▶ [STATED GOAL]: Retype all material exactly. Pictures stay out of the copy.

## start

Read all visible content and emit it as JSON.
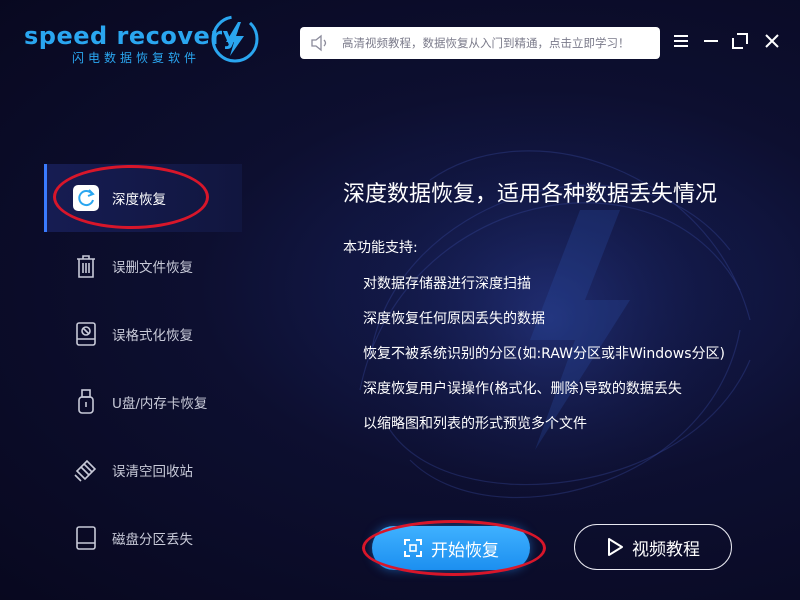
{
  "app": {
    "brand": "speed recovery",
    "brand_sub": "闪电数据恢复软件"
  },
  "notice": {
    "text": "高清视频教程，数据恢复从入门到精通，点击立即学习！"
  },
  "window_controls": [
    "menu-icon",
    "minimize-icon",
    "maximize-icon",
    "close-icon"
  ],
  "sidebar": {
    "items": [
      {
        "label": "深度恢复",
        "icon": "refresh-icon",
        "active": true
      },
      {
        "label": "误删文件恢复",
        "icon": "trash-icon",
        "active": false
      },
      {
        "label": "误格式化恢复",
        "icon": "format-disk-icon",
        "active": false
      },
      {
        "label": "U盘/内存卡恢复",
        "icon": "usb-icon",
        "active": false
      },
      {
        "label": "误清空回收站",
        "icon": "recycle-icon",
        "active": false
      },
      {
        "label": "磁盘分区丢失",
        "icon": "disk-icon",
        "active": false
      }
    ]
  },
  "main": {
    "headline": "深度数据恢复，适用各种数据丢失情况",
    "support_title": "本功能支持:",
    "features": [
      "对数据存储器进行深度扫描",
      "深度恢复任何原因丢失的数据",
      "恢复不被系统识别的分区(如:RAW分区或非Windows分区)",
      "深度恢复用户误操作(格式化、删除)导致的数据丢失",
      "以缩略图和列表的形式预览多个文件"
    ],
    "start_button": "开始恢复",
    "video_button": "视频教程"
  },
  "colors": {
    "accent": "#2aa6f0",
    "highlight_ring": "#d8162a",
    "background": "#0b0b26"
  }
}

## end

▶ [TASK RESPONSE]:
Read all visible content and emit it as JSON.
{
  "app": {
    "brand": "speed recovery",
    "brand_sub": "闪电数据恢复软件"
  },
  "notice": {
    "text": "高清视频教程，数据恢复从入门到精通，点击立即学习！"
  },
  "window_controls": [
    "menu-icon",
    "minimize-icon",
    "maximize-icon",
    "close-icon"
  ],
  "sidebar": {
    "items": [
      {
        "label": "深度恢复",
        "icon": "refresh-icon",
        "active": true
      },
      {
        "label": "误删文件恢复",
        "icon": "trash-icon",
        "active": false
      },
      {
        "label": "误格式化恢复",
        "icon": "format-disk-icon",
        "active": false
      },
      {
        "label": "U盘/内存卡恢复",
        "icon": "usb-icon",
        "active": false
      },
      {
        "label": "误清空回收站",
        "icon": "recycle-icon",
        "active": false
      },
      {
        "label": "磁盘分区丢失",
        "icon": "disk-icon",
        "active": false
      }
    ]
  },
  "main": {
    "headline": "深度数据恢复，适用各种数据丢失情况",
    "support_title": "本功能支持:",
    "features": [
      "对数据存储器进行深度扫描",
      "深度恢复任何原因丢失的数据",
      "恢复不被系统识别的分区(如:RAW分区或非Windows分区)",
      "深度恢复用户误操作(格式化、删除)导致的数据丢失",
      "以缩略图和列表的形式预览多个文件"
    ],
    "start_button": "开始恢复",
    "video_button": "视频教程"
  },
  "colors": {
    "accent": "#2aa6f0",
    "highlight_ring": "#d8162a",
    "background": "#0b0b26"
  }
}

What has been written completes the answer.